**Directive**
Type out the data exactly as given. Skip any image.

**Information supplied**

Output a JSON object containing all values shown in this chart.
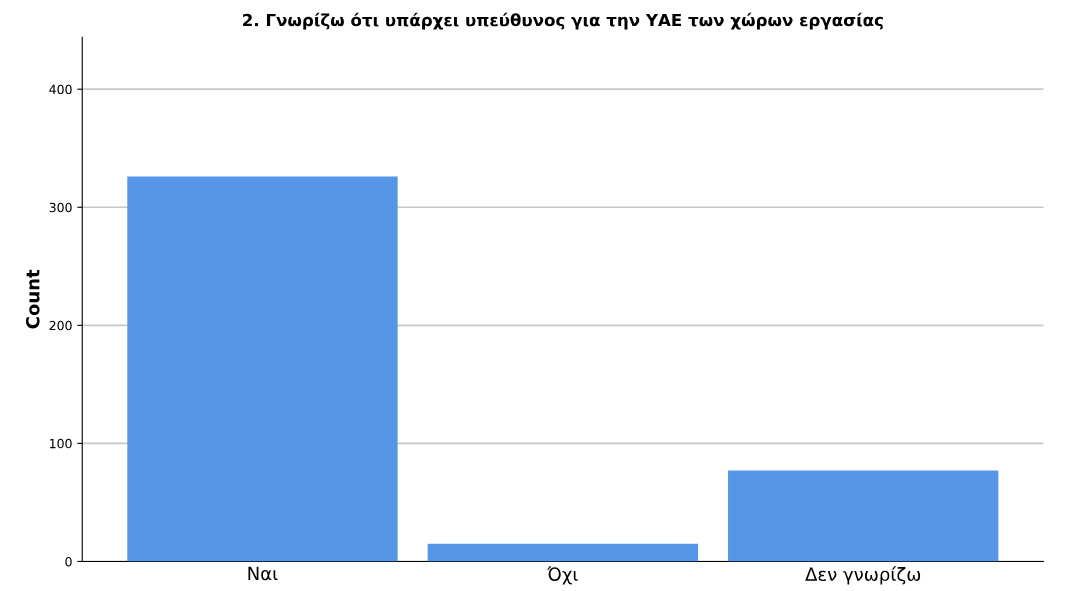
{
  "chart_data": {
    "type": "bar",
    "title": "2. Γνωρίζω ότι υπάρχει υπεύθυνος για την ΥΑΕ των χώρων εργασίας",
    "ylabel": "Count",
    "categories": [
      "Ναι",
      "Όχι",
      "Δεν γνωρίζω"
    ],
    "values": [
      326,
      15,
      77
    ],
    "color": "#5596e6",
    "ylim": [
      0,
      444
    ],
    "yticks": [
      0,
      100,
      200,
      300,
      400
    ],
    "grid": "y",
    "legend": false
  }
}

**Exercise output**
Output a JSON object containing all values shown in this chart.
{
  "chart_data": {
    "type": "bar",
    "title": "2. Γνωρίζω ότι υπάρχει υπεύθυνος για την ΥΑΕ των χώρων εργασίας",
    "ylabel": "Count",
    "categories": [
      "Ναι",
      "Όχι",
      "Δεν γνωρίζω"
    ],
    "values": [
      326,
      15,
      77
    ],
    "color": "#5596e6",
    "ylim": [
      0,
      444
    ],
    "yticks": [
      0,
      100,
      200,
      300,
      400
    ],
    "grid": "y",
    "legend": false
  }
}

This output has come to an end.